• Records
==============================
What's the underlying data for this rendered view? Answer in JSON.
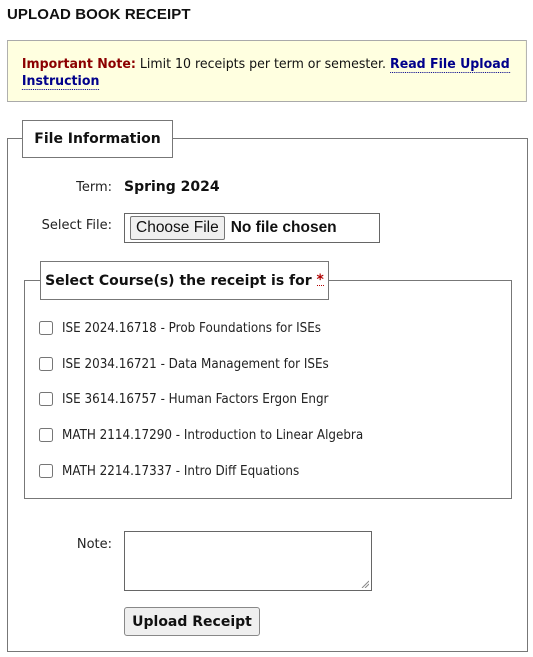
{
  "page": {
    "title": "UPLOAD BOOK RECEIPT"
  },
  "notice": {
    "label": "Important Note:",
    "text": " Limit 10 receipts per term or semester. ",
    "link_text": "Read File Upload Instruction",
    "label_color": "#8b0000",
    "link_color": "#00008b",
    "background": "#ffffe0"
  },
  "file_info": {
    "legend": "File Information",
    "term_label": "Term:",
    "term_value": "Spring 2024",
    "select_file_label": "Select File:",
    "choose_file_button": "Choose File",
    "file_status": "No file chosen"
  },
  "courses": {
    "legend": "Select Course(s) the receipt is for ",
    "required_marker": "*",
    "items": [
      {
        "label": "ISE 2024.16718 - Prob Foundations for ISEs",
        "checked": false
      },
      {
        "label": "ISE 2034.16721 - Data Management for ISEs",
        "checked": false
      },
      {
        "label": "ISE 3614.16757 - Human Factors Ergon Engr",
        "checked": false
      },
      {
        "label": "MATH 2114.17290 - Introduction to Linear Algebra",
        "checked": false
      },
      {
        "label": "MATH 2214.17337 - Intro Diff Equations",
        "checked": false
      }
    ]
  },
  "note_field": {
    "label": "Note:",
    "value": ""
  },
  "actions": {
    "upload_button": "Upload Receipt"
  }
}
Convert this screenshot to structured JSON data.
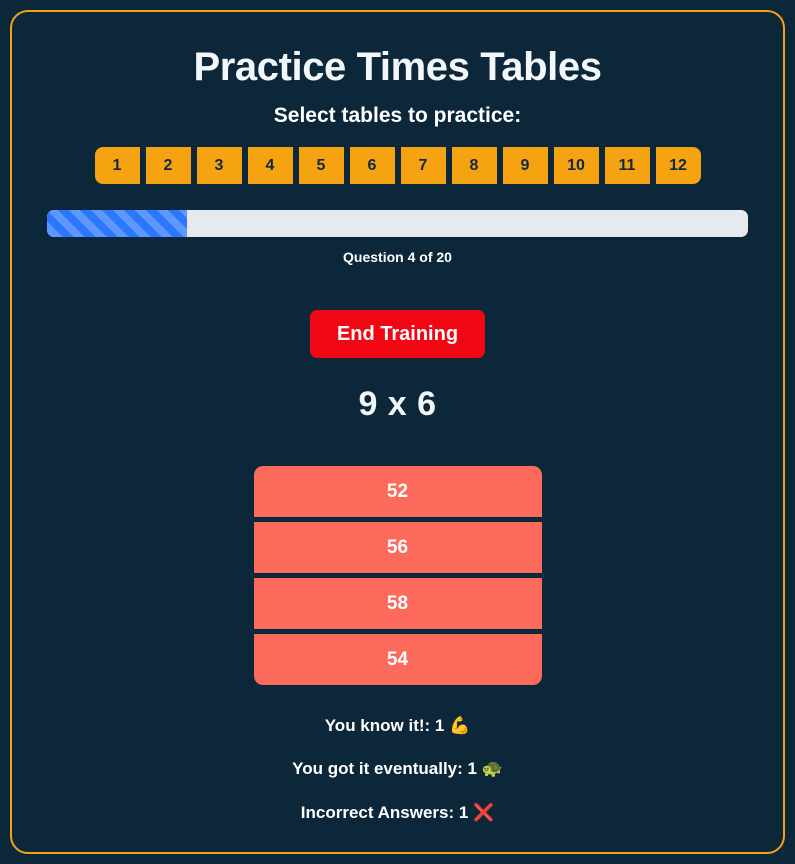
{
  "app": {
    "title": "Practice Times Tables",
    "subtitle": "Select tables to practice:",
    "colors": {
      "page_background": "#0b2739",
      "card_border": "#f5a310",
      "table_button": "#f5a310",
      "progress_fill": "#2b78ff",
      "progress_track": "#e6e9ed",
      "end_button": "#f20613",
      "answer_button": "#fb6a5a",
      "text": "#ffffff"
    }
  },
  "table_selector": {
    "buttons": [
      {
        "label": "1",
        "value": 1,
        "selected": true
      },
      {
        "label": "2",
        "value": 2,
        "selected": true
      },
      {
        "label": "3",
        "value": 3,
        "selected": true
      },
      {
        "label": "4",
        "value": 4,
        "selected": true
      },
      {
        "label": "5",
        "value": 5,
        "selected": true
      },
      {
        "label": "6",
        "value": 6,
        "selected": true
      },
      {
        "label": "7",
        "value": 7,
        "selected": true
      },
      {
        "label": "8",
        "value": 8,
        "selected": true
      },
      {
        "label": "9",
        "value": 9,
        "selected": true
      },
      {
        "label": "10",
        "value": 10,
        "selected": true
      },
      {
        "label": "11",
        "value": 11,
        "selected": true
      },
      {
        "label": "12",
        "value": 12,
        "selected": true
      }
    ]
  },
  "progress": {
    "current_question": 4,
    "total_questions": 20,
    "percent": 20,
    "label": "Question 4 of 20"
  },
  "controls": {
    "end_training_label": "End Training"
  },
  "question": {
    "text": "9 x 6",
    "left_operand": 9,
    "operator": "x",
    "right_operand": 6
  },
  "answers": {
    "options": [
      {
        "label": "52",
        "value": 52
      },
      {
        "label": "56",
        "value": 56
      },
      {
        "label": "58",
        "value": 58
      },
      {
        "label": "54",
        "value": 54
      }
    ]
  },
  "stats": {
    "lines": [
      {
        "label": "You know it!: 1",
        "emoji": "💪",
        "emoji_name": "flexed-biceps",
        "count": 1
      },
      {
        "label": "You got it eventually: 1",
        "emoji": "🐢",
        "emoji_name": "turtle",
        "count": 1
      },
      {
        "label": "Incorrect Answers: 1",
        "emoji": "❌",
        "emoji_name": "cross-mark",
        "count": 1
      }
    ]
  }
}
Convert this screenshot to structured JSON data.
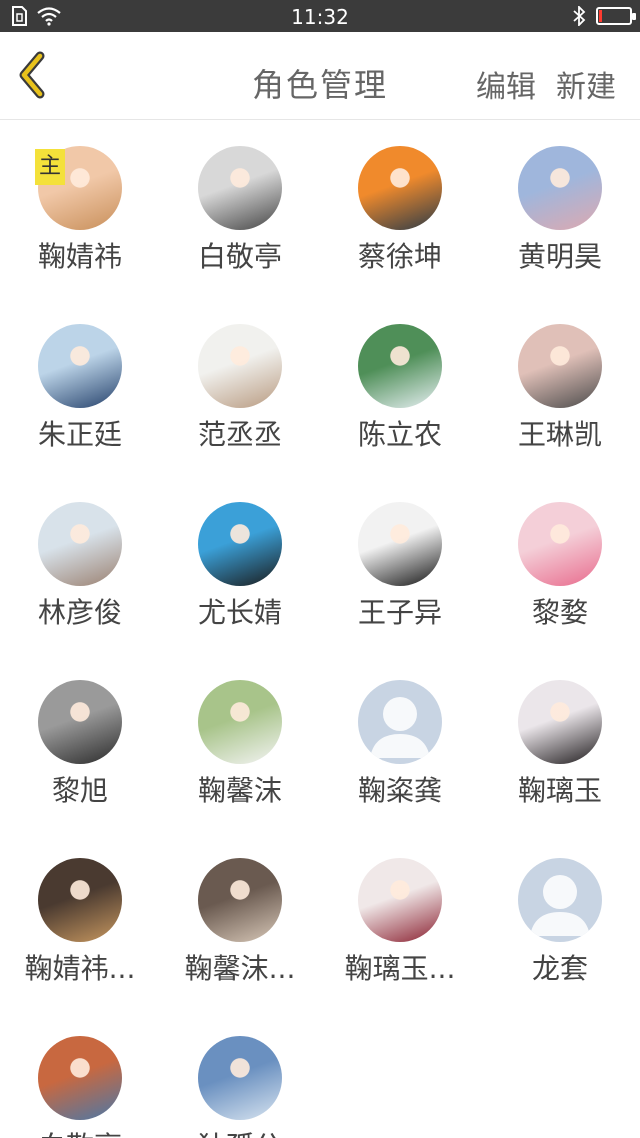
{
  "status_bar": {
    "time": "11:32"
  },
  "header": {
    "title": "角色管理",
    "edit_label": "编辑",
    "new_label": "新建",
    "accent_color": "#d8b41a"
  },
  "roles": [
    {
      "name": "鞠婧祎",
      "badge": "主",
      "avatar": "photo",
      "colors": [
        "#f1c8a8",
        "#c88f5a"
      ]
    },
    {
      "name": "白敬亭",
      "avatar": "photo",
      "colors": [
        "#d8d8d8",
        "#444444"
      ]
    },
    {
      "name": "蔡徐坤",
      "avatar": "photo",
      "colors": [
        "#f08a2c",
        "#2a3a48"
      ]
    },
    {
      "name": "黄明昊",
      "avatar": "photo",
      "colors": [
        "#9fb6dc",
        "#dda9b0"
      ]
    },
    {
      "name": "朱正廷",
      "avatar": "photo",
      "colors": [
        "#bcd4e8",
        "#24406a"
      ]
    },
    {
      "name": "范丞丞",
      "avatar": "photo",
      "colors": [
        "#f1f1ee",
        "#b89a80"
      ]
    },
    {
      "name": "陈立农",
      "avatar": "photo",
      "colors": [
        "#4f8f58",
        "#e8f0f4"
      ]
    },
    {
      "name": "王琳凯",
      "avatar": "photo",
      "colors": [
        "#e0c0b8",
        "#4a4a4a"
      ]
    },
    {
      "name": "林彦俊",
      "avatar": "photo",
      "colors": [
        "#d8e2ea",
        "#9a8070"
      ]
    },
    {
      "name": "尤长婧",
      "avatar": "photo",
      "colors": [
        "#3ba0d8",
        "#1a1a1a"
      ]
    },
    {
      "name": "王子异",
      "avatar": "photo",
      "colors": [
        "#f2f2f2",
        "#141414"
      ]
    },
    {
      "name": "黎婺",
      "avatar": "photo",
      "colors": [
        "#f4cfd8",
        "#e86a8c"
      ]
    },
    {
      "name": "黎旭",
      "avatar": "photo",
      "colors": [
        "#9a9a9a",
        "#2a2a2a"
      ]
    },
    {
      "name": "鞠馨沫",
      "avatar": "photo",
      "colors": [
        "#a8c48a",
        "#f4f4f4"
      ]
    },
    {
      "name": "鞠粢龚",
      "avatar": "placeholder"
    },
    {
      "name": "鞠璃玉",
      "avatar": "photo",
      "colors": [
        "#ebe6ea",
        "#1e1a1c"
      ]
    },
    {
      "name": "鞠婧祎...",
      "avatar": "photo",
      "colors": [
        "#4a3a30",
        "#c89860"
      ]
    },
    {
      "name": "鞠馨沫...",
      "avatar": "photo",
      "colors": [
        "#6a5a50",
        "#d8c8b8"
      ]
    },
    {
      "name": "鞠璃玉...",
      "avatar": "photo",
      "colors": [
        "#f0e8e8",
        "#8a2030"
      ]
    },
    {
      "name": "龙套",
      "avatar": "placeholder"
    },
    {
      "name": "白敬亭",
      "avatar": "photo",
      "colors": [
        "#c86840",
        "#4a78a8"
      ]
    },
    {
      "name": "独孤公",
      "avatar": "photo",
      "colors": [
        "#6a90c0",
        "#d8e4f0"
      ]
    }
  ]
}
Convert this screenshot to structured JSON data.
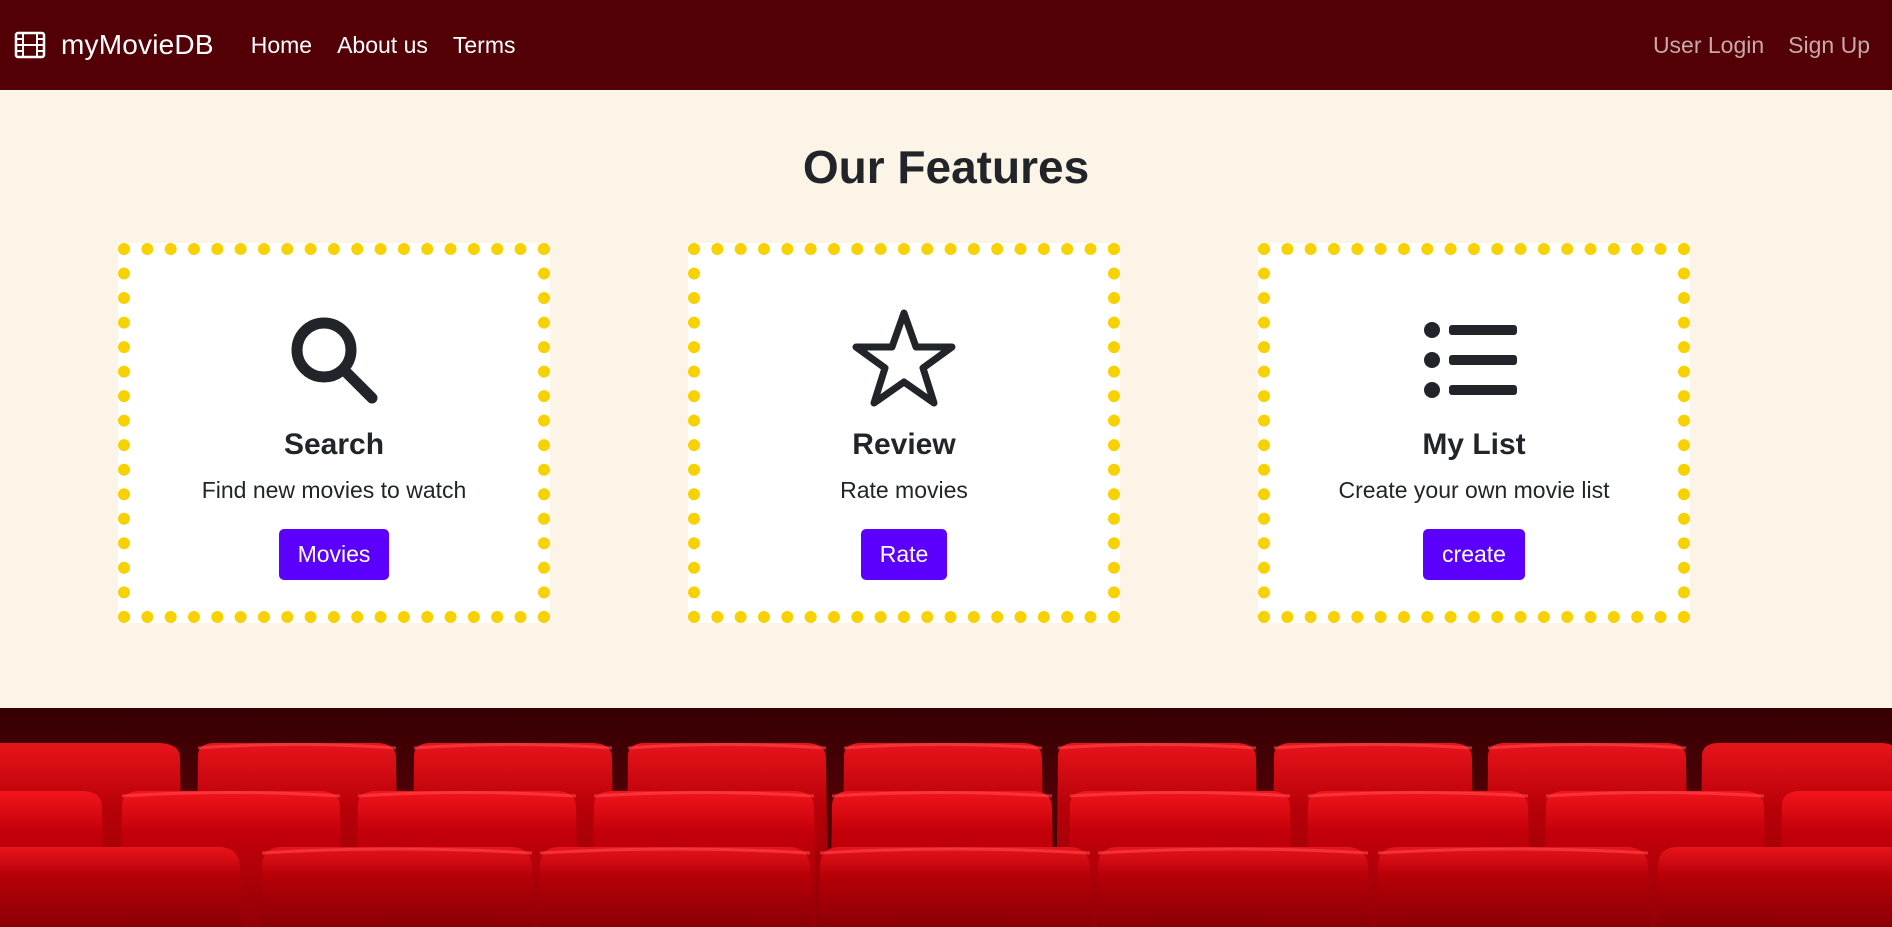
{
  "navbar": {
    "brand_name": "myMovieDB",
    "brand_icon": "film-icon",
    "links": [
      {
        "label": "Home"
      },
      {
        "label": "About us"
      },
      {
        "label": "Terms"
      }
    ],
    "user_login_label": "User Login",
    "sign_up_label": "Sign Up"
  },
  "features": {
    "title": "Our Features",
    "cards": [
      {
        "icon": "search-icon",
        "title": "Search",
        "text": "Find new movies to watch",
        "button_label": "Movies"
      },
      {
        "icon": "star-icon",
        "title": "Review",
        "text": "Rate movies",
        "button_label": "Rate"
      },
      {
        "icon": "list-icon",
        "title": "My List",
        "text": "Create your own movie list",
        "button_label": "create"
      }
    ]
  },
  "theater": {
    "image": "cinema-seats-image"
  },
  "colors": {
    "navbar_bg": "#520006",
    "page_bg": "#fcf4e6",
    "card_border": "#f8d200",
    "button_bg": "#5b00ff",
    "seat_red": "#c40000"
  }
}
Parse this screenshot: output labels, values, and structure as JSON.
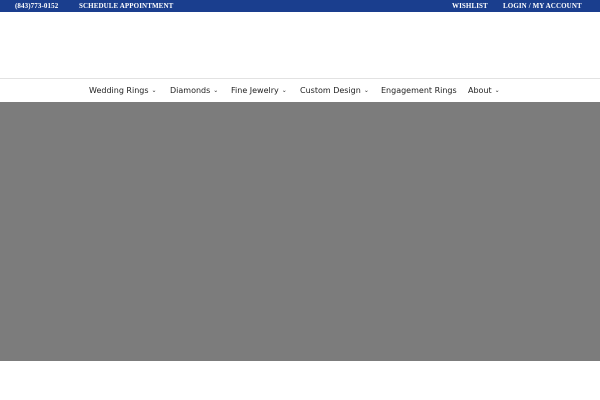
==============================
• AIM OF THE TASK
All entries are to be retyped exactly. Omit any embedded images.

• COMPLETED TASK
What's the underlying data for this rendered view? Answer in JSON.
{
  "page": {
    "title": "UPLOAD BOOK RECEIPT"
  },
  "notice": {
    "label": "Important Note:",
    "text": " Limit 10 receipts per term or semester. ",
    "link_text": "Read File Upload Instruction",
    "label_color": "#8b0000",
    "link_color": "#00008b",
    "background": "#ffffe0"
  },
  "file_info": {
    "legend": "File Information",
    "term_label": "Term:",
    "term_value": "Spring 2024",
    "select_file_label": "Select File:",
    "choose_file_button": "Choose File",
    "file_status": "No file chosen"
  },
  "courses": {
    "legend": "Select Course(s) the receipt is for ",
    "required_marker": "*",
    "items": [
      {
        "label": "ISE 2024.16718 - Prob Foundations for ISEs",
        "checked": false
      },
      {
        "label": "ISE 2034.16721 - Data Management for ISEs",
        "checked": false
      },
      {
        "label": "ISE 3614.16757 - Human Factors Ergon Engr",
        "checked": false
      },
      {
        "label": "MATH 2114.17290 - Introduction to Linear Algebra",
        "checked": false
      },
      {
        "label": "MATH 2214.17337 - Intro Diff Equations",
        "checked": false
      }
    ]
  },
  "note_field": {
    "label": "Note:",
    "value": ""
  },
  "actions": {
    "upload_button": "Upload Receipt"
  }
}
Convert this screenshot to structured JSON data.
{
  "app": {
    "title": "Practice Times Tables",
    "subtitle": "Select tables to practice:",
    "colors": {
      "page_background": "#0b2739",
      "card_border": "#f5a310",
      "table_button": "#f5a310",
      "progress_fill": "#2b78ff",
      "progress_track": "#e6e9ed",
      "end_button": "#f20613",
      "answer_button": "#fb6a5a",
      "text": "#ffffff"
    }
  },
  "table_selector": {
    "buttons": [
      {
        "label": "1",
        "value": 1,
        "selected": true
      },
      {
        "label": "2",
        "value": 2,
        "selected": true
      },
      {
        "label": "3",
        "value": 3,
        "selected": true
      },
      {
        "label": "4",
        "value": 4,
        "selected": true
      },
      {
        "label": "5",
        "value": 5,
        "selected": true
      },
      {
        "label": "6",
        "value": 6,
        "selected": true
      },
      {
        "label": "7",
        "value": 7,
        "selected": true
      },
      {
        "label": "8",
        "value": 8,
        "selected": true
      },
      {
        "label": "9",
        "value": 9,
        "selected": true
      },
      {
        "label": "10",
        "value": 10,
        "selected": true
      },
      {
        "label": "11",
        "value": 11,
        "selected": true
      },
      {
        "label": "12",
        "value": 12,
        "selected": true
      }
    ]
  },
  "progress": {
    "current_question": 4,
    "total_questions": 20,
    "percent": 20,
    "label": "Question 4 of 20"
  },
  "controls": {
    "end_training_label": "End Training"
  },
  "question": {
    "text": "9 x 6",
    "left_operand": 9,
    "operator": "x",
    "right_operand": 6
  },
  "answers": {
    "options": [
      {
        "label": "52",
        "value": 52
      },
      {
        "label": "56",
        "value": 56
      },
      {
        "label": "58",
        "value": 58
      },
      {
        "label": "54",
        "value": 54
      }
    ]
  },
  "stats": {
    "lines": [
      {
        "label": "You know it!: 1",
        "emoji": "💪",
        "emoji_name": "flexed-biceps",
        "count": 1
      },
      {
        "label": "You got it eventually: 1",
        "emoji": "🐢",
        "emoji_name": "turtle",
        "count": 1
      },
      {
        "label": "Incorrect Answers: 1",
        "emoji": "❌",
        "emoji_name": "cross-mark",
        "count": 1
      }
    ]
  }
}
Convert this screenshot to structured JSON data.
{
  "status_bar": {
    "time": "11:32"
  },
  "header": {
    "title": "角色管理",
    "edit_label": "编辑",
    "new_label": "新建",
    "accent_color": "#d8b41a"
  },
  "roles": [
    {
      "name": "鞠婧祎",
      "badge": "主",
      "avatar": "photo",
      "colors": [
        "#f1c8a8",
        "#c88f5a"
      ]
    },
    {
      "name": "白敬亭",
      "avatar": "photo",
      "colors": [
        "#d8d8d8",
        "#444444"
      ]
    },
    {
      "name": "蔡徐坤",
      "avatar": "photo",
      "colors": [
        "#f08a2c",
        "#2a3a48"
      ]
    },
    {
      "name": "黄明昊",
      "avatar": "photo",
      "colors": [
        "#9fb6dc",
        "#dda9b0"
      ]
    },
    {
      "name": "朱正廷",
      "avatar": "photo",
      "colors": [
        "#bcd4e8",
        "#24406a"
      ]
    },
    {
      "name": "范丞丞",
      "avatar": "photo",
      "colors": [
        "#f1f1ee",
        "#b89a80"
      ]
    },
    {
      "name": "陈立农",
      "avatar": "photo",
      "colors": [
        "#4f8f58",
        "#e8f0f4"
      ]
    },
    {
      "name": "王琳凯",
      "avatar": "photo",
      "colors": [
        "#e0c0b8",
        "#4a4a4a"
      ]
    },
    {
      "name": "林彦俊",
      "avatar": "photo",
      "colors": [
        "#d8e2ea",
        "#9a8070"
      ]
    },
    {
      "name": "尤长婧",
      "avatar": "photo",
      "colors": [
        "#3ba0d8",
        "#1a1a1a"
      ]
    },
    {
      "name": "王子异",
      "avatar": "photo",
      "colors": [
        "#f2f2f2",
        "#141414"
      ]
    },
    {
      "name": "黎婺",
      "avatar": "photo",
      "colors": [
        "#f4cfd8",
        "#e86a8c"
      ]
    },
    {
      "name": "黎旭",
      "avatar": "photo",
      "colors": [
        "#9a9a9a",
        "#2a2a2a"
      ]
    },
    {
      "name": "鞠馨沫",
      "avatar": "photo",
      "colors": [
        "#a8c48a",
        "#f4f4f4"
      ]
    },
    {
      "name": "鞠粢龚",
      "avatar": "placeholder"
    },
    {
      "name": "鞠璃玉",
      "avatar": "photo",
      "colors": [
        "#ebe6ea",
        "#1e1a1c"
      ]
    },
    {
      "name": "鞠婧祎...",
      "avatar": "photo",
      "colors": [
        "#4a3a30",
        "#c89860"
      ]
    },
    {
      "name": "鞠馨沫...",
      "avatar": "photo",
      "colors": [
        "#6a5a50",
        "#d8c8b8"
      ]
    },
    {
      "name": "鞠璃玉...",
      "avatar": "photo",
      "colors": [
        "#f0e8e8",
        "#8a2030"
      ]
    },
    {
      "name": "龙套",
      "avatar": "placeholder"
    },
    {
      "name": "白敬亭",
      "avatar": "photo",
      "colors": [
        "#c86840",
        "#4a78a8"
      ]
    },
    {
      "name": "独孤公",
      "avatar": "photo",
      "colors": [
        "#6a90c0",
        "#d8e4f0"
      ]
    }
  ]
}
Convert this screenshot to structured JSON data.
{
  "navbar": {
    "brand_name": "myMovieDB",
    "brand_icon": "film-icon",
    "links": [
      {
        "label": "Home"
      },
      {
        "label": "About us"
      },
      {
        "label": "Terms"
      }
    ],
    "user_login_label": "User Login",
    "sign_up_label": "Sign Up"
  },
  "features": {
    "title": "Our Features",
    "cards": [
      {
        "icon": "search-icon",
        "title": "Search",
        "text": "Find new movies to watch",
        "button_label": "Movies"
      },
      {
        "icon": "star-icon",
        "title": "Review",
        "text": "Rate movies",
        "button_label": "Rate"
      },
      {
        "icon": "list-icon",
        "title": "My List",
        "text": "Create your own movie list",
        "button_label": "create"
      }
    ]
  },
  "theater": {
    "image": "cinema-seats-image"
  },
  "colors": {
    "navbar_bg": "#520006",
    "page_bg": "#fcf4e6",
    "card_border": "#f8d200",
    "button_bg": "#5b00ff",
    "seat_red": "#c40000"
  }
}
Parse this screenshot: output labels, values, and structure as JSON.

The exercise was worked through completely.